TASK OBJECTIVE: Output the data below exactly, images excluded.

*** Opening EXERCISE MATERIAL ***

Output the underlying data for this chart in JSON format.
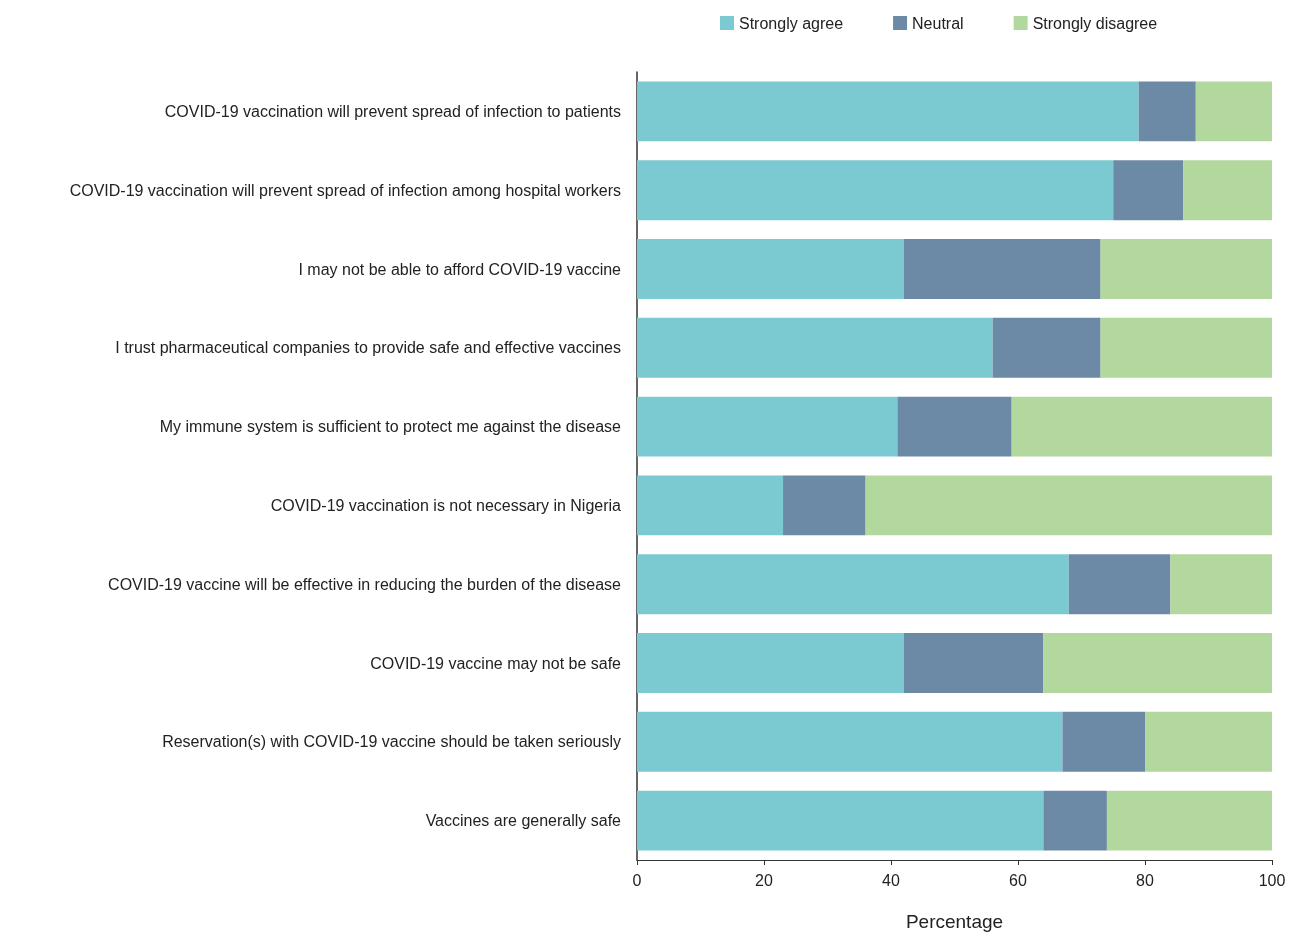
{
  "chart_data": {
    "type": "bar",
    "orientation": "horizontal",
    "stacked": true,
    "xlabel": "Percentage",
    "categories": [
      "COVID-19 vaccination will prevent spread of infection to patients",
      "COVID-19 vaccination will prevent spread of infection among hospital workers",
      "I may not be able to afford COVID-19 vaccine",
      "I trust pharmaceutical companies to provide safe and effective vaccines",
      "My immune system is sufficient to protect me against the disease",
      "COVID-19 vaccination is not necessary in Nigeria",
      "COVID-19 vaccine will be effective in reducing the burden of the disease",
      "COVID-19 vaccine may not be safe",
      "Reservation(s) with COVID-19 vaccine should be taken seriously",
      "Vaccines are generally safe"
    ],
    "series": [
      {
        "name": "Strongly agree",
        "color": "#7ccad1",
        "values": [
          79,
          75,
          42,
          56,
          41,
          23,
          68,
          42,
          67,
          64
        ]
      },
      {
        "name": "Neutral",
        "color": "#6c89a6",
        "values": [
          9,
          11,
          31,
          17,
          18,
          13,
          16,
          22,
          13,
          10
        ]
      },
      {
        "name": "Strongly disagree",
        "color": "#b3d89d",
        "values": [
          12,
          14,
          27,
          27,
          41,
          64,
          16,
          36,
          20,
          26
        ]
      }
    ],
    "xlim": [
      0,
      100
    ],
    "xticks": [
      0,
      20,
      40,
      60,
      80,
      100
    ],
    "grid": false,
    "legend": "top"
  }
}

*** Closing EXERCISE MATERIAL ***

WRITTEN ANSWER:
Output the underlying data for this chart in JSON format.
{
  "chart_data": {
    "type": "bar",
    "orientation": "horizontal",
    "stacked": true,
    "xlabel": "Percentage",
    "categories": [
      "COVID-19 vaccination will prevent spread of infection to patients",
      "COVID-19 vaccination will prevent spread of infection among hospital workers",
      "I may not be able to afford COVID-19 vaccine",
      "I trust pharmaceutical companies to provide safe and effective vaccines",
      "My immune system is sufficient to protect me against the disease",
      "COVID-19 vaccination is not necessary in Nigeria",
      "COVID-19 vaccine will be effective in reducing the burden of the disease",
      "COVID-19 vaccine may not be safe",
      "Reservation(s) with COVID-19 vaccine should be taken seriously",
      "Vaccines are generally safe"
    ],
    "series": [
      {
        "name": "Strongly agree",
        "color": "#7ccad1",
        "values": [
          79,
          75,
          42,
          56,
          41,
          23,
          68,
          42,
          67,
          64
        ]
      },
      {
        "name": "Neutral",
        "color": "#6c89a6",
        "values": [
          9,
          11,
          31,
          17,
          18,
          13,
          16,
          22,
          13,
          10
        ]
      },
      {
        "name": "Strongly disagree",
        "color": "#b3d89d",
        "values": [
          12,
          14,
          27,
          27,
          41,
          64,
          16,
          36,
          20,
          26
        ]
      }
    ],
    "xlim": [
      0,
      100
    ],
    "xticks": [
      0,
      20,
      40,
      60,
      80,
      100
    ],
    "grid": false,
    "legend": "top"
  }
}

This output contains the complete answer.